____ Extracted material
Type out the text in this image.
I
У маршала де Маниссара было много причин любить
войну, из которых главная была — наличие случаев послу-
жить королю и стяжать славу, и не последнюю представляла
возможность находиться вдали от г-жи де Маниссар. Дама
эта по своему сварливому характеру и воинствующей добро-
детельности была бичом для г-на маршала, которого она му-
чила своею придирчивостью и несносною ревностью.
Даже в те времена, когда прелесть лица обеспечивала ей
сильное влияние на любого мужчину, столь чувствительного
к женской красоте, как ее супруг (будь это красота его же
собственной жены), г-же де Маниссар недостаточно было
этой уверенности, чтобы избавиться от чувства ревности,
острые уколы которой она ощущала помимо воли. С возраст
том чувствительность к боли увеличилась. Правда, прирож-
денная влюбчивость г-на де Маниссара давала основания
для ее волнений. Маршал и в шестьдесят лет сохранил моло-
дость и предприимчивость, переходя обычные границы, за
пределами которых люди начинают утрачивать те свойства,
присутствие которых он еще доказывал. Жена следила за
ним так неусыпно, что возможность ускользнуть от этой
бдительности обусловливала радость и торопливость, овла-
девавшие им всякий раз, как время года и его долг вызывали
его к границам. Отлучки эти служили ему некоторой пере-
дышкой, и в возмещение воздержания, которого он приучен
________
◆ Aim of the exercise:
Give back the whole listing, word for word.

◆ Answer to the task:
Type out the text in this image.
I
У маршала де Маниссара было много причин любить
войну, из которых главная была — наличие случаев послу-
жить королю и стяжать славу, и не последнюю представляла
возможность находиться вдали от г-жи де Маниссар. Дама
эта по своему сварливому характеру и воинствующей добро-
детельности была бичом для г-на маршала, которого она му-
чила своею придирчивостью и несносною ревностью.
Даже в те времена, когда прелесть лица обеспечивала ей
сильное влияние на любого мужчину, столь чувствительного
к женской красоте, как ее супруг (будь это красота его же
собственной жены), г-же де Маниссар недостаточно было
этой уверенности, чтобы избавиться от чувства ревности,
острые уколы которой она ощущала помимо воли. С возраст
том чувствительность к боли увеличилась. Правда, прирож-
денная влюбчивость г-на де Маниссара давала основания
для ее волнений. Маршал и в шестьдесят лет сохранил моло-
дость и предприимчивость, переходя обычные границы, за
пределами которых люди начинают утрачивать те свойства,
присутствие которых он еще доказывал. Жена следила за
ним так неусыпно, что возможность ускользнуть от этой
бдительности обусловливала радость и торопливость, овла-
девавшие им всякий раз, как время года и его долг вызывали
его к границам. Отлучки эти служили ему некоторой пере-
дышкой, и в возмещение воздержания, которого он приучен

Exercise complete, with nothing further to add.